• WORK TO COMPLETE: Write out the entries verbatim and leave the images out of the copy.

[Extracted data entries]
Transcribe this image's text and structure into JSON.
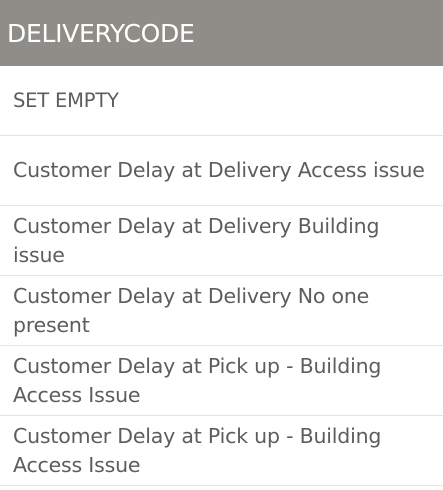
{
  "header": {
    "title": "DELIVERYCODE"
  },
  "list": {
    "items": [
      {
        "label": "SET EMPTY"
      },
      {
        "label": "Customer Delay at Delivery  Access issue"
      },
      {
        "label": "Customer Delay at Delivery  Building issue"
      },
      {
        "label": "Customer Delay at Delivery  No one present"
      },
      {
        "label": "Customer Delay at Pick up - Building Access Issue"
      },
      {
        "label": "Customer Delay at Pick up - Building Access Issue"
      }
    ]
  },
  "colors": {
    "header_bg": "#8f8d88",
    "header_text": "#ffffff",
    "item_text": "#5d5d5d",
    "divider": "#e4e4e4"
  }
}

• EXERCISE OUTPUT:
Transcribe this image's text and structure into JSON.
{
  "header": {
    "title": "DELIVERYCODE"
  },
  "list": {
    "items": [
      {
        "label": "SET EMPTY"
      },
      {
        "label": "Customer Delay at Delivery  Access issue"
      },
      {
        "label": "Customer Delay at Delivery  Building issue"
      },
      {
        "label": "Customer Delay at Delivery  No one present"
      },
      {
        "label": "Customer Delay at Pick up - Building Access Issue"
      },
      {
        "label": "Customer Delay at Pick up - Building Access Issue"
      }
    ]
  },
  "colors": {
    "header_bg": "#8f8d88",
    "header_text": "#ffffff",
    "item_text": "#5d5d5d",
    "divider": "#e4e4e4"
  }
}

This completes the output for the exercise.